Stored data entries
+ + + + + + +
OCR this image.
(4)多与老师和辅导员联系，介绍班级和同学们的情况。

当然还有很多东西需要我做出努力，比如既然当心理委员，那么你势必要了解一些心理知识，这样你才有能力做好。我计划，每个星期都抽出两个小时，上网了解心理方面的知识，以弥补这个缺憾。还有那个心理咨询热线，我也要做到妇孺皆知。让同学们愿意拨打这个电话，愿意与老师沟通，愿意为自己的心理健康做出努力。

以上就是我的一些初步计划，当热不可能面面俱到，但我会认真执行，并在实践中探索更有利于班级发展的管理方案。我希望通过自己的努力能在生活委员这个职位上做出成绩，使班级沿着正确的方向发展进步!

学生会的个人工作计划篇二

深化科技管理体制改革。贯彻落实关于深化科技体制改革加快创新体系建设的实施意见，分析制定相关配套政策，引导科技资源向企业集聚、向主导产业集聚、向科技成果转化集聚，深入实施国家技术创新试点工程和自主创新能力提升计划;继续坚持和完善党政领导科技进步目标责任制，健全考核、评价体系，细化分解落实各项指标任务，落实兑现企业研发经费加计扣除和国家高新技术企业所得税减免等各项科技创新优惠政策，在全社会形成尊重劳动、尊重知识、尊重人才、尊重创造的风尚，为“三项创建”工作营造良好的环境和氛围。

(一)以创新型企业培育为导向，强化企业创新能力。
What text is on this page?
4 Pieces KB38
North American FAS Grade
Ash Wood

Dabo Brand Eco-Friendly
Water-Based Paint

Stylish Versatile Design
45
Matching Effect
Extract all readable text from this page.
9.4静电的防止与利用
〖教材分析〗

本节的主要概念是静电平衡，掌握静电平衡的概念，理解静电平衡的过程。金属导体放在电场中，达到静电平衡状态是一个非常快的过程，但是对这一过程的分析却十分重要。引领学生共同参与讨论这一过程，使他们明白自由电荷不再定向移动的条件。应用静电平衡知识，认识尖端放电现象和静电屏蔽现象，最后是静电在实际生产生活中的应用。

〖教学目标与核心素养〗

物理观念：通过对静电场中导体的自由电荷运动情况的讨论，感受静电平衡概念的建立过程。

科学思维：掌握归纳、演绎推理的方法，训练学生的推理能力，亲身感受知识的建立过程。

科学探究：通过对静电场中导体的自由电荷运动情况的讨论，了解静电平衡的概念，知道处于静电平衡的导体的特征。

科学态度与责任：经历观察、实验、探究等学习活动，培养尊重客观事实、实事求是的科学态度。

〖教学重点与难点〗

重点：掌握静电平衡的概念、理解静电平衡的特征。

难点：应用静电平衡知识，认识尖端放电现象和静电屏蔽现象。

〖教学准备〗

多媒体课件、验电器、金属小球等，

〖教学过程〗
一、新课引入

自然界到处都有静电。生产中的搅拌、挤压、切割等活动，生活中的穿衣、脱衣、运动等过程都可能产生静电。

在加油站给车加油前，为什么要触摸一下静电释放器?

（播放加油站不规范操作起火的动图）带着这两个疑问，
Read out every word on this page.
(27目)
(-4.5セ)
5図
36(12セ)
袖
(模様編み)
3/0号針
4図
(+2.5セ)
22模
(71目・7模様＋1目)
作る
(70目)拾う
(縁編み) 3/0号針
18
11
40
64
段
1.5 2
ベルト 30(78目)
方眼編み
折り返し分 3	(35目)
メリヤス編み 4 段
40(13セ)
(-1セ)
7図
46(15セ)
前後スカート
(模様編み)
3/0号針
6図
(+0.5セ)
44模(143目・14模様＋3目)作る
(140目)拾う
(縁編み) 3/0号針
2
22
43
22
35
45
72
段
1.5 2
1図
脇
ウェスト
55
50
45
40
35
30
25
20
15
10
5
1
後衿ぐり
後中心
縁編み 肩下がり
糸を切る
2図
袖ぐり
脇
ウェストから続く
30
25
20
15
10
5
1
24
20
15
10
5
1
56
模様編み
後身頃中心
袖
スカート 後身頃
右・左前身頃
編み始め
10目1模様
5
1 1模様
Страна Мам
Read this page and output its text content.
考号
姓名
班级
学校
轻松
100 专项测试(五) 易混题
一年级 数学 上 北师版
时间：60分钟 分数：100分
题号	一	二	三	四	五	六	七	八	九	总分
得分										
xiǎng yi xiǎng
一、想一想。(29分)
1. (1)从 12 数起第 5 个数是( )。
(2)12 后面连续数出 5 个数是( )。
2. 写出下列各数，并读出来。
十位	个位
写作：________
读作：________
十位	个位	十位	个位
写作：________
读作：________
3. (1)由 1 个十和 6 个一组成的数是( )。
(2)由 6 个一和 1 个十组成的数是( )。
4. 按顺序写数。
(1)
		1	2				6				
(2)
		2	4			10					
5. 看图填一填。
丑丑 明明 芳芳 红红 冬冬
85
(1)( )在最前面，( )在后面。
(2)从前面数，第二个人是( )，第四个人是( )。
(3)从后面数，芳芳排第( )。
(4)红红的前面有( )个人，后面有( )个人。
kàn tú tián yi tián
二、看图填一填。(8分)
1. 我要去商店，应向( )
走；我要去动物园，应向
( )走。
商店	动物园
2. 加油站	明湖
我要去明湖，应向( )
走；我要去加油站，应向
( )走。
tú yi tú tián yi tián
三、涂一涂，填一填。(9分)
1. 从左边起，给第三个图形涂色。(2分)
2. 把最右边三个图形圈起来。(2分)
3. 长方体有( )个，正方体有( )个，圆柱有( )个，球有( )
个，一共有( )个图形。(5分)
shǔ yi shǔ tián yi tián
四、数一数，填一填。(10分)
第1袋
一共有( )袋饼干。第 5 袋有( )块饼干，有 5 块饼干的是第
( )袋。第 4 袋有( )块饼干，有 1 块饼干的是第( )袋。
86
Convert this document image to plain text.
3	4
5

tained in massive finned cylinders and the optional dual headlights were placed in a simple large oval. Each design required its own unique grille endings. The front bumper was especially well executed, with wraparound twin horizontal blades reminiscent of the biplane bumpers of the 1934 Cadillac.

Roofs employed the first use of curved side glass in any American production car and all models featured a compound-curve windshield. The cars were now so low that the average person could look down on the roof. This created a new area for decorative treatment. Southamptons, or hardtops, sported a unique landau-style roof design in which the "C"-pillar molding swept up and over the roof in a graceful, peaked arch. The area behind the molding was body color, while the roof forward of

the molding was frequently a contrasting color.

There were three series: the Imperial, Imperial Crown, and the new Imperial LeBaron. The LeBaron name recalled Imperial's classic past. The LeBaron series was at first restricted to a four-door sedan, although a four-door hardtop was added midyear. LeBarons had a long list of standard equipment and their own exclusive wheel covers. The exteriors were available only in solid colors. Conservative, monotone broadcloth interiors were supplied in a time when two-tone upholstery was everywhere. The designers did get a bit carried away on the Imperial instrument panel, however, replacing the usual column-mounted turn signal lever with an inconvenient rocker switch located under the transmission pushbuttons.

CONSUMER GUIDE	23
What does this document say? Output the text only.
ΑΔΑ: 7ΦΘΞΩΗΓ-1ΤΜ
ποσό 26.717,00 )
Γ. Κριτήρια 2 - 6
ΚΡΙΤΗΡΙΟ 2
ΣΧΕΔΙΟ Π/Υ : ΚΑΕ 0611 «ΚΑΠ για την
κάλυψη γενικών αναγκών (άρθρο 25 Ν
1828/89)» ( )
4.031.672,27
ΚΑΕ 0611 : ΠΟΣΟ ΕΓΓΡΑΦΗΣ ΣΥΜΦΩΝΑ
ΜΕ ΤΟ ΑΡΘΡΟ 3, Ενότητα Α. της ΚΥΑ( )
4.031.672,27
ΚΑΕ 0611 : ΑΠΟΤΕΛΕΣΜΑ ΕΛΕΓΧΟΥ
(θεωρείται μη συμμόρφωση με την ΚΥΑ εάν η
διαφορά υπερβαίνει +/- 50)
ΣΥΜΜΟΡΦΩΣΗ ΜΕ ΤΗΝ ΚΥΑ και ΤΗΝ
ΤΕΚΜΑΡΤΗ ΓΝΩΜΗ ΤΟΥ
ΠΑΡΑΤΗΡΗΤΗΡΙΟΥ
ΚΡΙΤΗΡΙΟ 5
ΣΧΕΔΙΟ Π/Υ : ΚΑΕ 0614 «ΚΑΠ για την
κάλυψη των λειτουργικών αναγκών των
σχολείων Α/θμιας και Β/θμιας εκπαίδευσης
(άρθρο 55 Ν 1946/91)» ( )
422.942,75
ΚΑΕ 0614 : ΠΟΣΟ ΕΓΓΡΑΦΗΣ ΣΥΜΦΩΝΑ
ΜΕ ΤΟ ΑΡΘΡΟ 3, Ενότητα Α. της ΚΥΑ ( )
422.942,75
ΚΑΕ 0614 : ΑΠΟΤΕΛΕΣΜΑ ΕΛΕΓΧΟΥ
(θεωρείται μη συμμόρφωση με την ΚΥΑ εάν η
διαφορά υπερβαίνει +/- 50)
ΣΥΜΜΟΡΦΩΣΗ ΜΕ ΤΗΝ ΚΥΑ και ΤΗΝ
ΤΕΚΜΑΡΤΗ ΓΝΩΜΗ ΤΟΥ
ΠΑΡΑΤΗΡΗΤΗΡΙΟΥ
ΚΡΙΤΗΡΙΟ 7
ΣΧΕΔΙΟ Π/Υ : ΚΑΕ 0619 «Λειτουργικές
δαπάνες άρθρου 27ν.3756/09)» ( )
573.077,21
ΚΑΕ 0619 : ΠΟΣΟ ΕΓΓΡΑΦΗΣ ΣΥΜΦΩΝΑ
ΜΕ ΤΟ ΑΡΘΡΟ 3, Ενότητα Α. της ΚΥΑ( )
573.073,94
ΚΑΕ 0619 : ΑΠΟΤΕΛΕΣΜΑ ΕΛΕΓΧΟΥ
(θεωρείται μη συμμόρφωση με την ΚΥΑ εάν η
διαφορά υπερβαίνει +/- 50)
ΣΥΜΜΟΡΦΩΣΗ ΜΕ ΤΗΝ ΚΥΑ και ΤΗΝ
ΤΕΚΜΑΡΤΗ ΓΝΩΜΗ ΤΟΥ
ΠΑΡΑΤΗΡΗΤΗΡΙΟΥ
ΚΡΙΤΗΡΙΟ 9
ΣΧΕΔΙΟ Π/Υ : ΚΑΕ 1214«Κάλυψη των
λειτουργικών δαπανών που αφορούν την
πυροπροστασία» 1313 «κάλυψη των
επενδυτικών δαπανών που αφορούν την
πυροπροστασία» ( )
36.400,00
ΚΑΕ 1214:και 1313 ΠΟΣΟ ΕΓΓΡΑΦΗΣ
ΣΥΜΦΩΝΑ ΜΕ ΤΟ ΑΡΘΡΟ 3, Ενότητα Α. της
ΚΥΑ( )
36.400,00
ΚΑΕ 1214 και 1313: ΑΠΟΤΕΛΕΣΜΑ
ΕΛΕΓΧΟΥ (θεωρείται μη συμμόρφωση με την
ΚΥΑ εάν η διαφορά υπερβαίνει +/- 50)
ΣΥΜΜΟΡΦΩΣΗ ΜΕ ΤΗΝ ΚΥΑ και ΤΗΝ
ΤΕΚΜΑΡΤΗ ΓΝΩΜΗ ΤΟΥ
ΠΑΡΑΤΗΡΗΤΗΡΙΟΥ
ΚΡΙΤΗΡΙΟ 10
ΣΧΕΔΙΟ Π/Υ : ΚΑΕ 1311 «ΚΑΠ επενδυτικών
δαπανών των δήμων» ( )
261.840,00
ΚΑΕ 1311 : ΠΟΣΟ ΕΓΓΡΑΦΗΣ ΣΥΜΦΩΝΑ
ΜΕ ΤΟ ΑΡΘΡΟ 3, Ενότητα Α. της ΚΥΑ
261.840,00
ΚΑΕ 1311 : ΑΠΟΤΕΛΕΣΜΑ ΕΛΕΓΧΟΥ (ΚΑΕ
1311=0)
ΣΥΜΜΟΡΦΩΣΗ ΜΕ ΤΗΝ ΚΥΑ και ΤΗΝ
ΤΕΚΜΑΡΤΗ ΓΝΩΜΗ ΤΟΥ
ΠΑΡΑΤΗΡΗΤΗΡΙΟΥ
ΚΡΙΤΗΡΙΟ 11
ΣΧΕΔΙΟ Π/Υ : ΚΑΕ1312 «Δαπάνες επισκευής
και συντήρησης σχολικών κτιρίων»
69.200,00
+ + + + + + +
PROBLEM STATEMENT => Find every line in the records above that contains the word "掌握静电平衡的概念", and copy each one.

WRITTEN RESPONSE =>
本节的主要概念是静电平衡，掌握静电平衡的概念，理解静电平衡的过程。金属导体放在电场中，达到静电平衡状态是一个非常快的过程，但是对这一过程的分析却十分重要。引领学生共同参与讨论这一过程，使他们明白自由电荷不再定向移动的条件。应用静电平衡知识，认识尖端放电现象和静电屏蔽现象，最后是静电在实际生产生活中的应用。
重点：掌握静电平衡的概念、理解静电平衡的特征。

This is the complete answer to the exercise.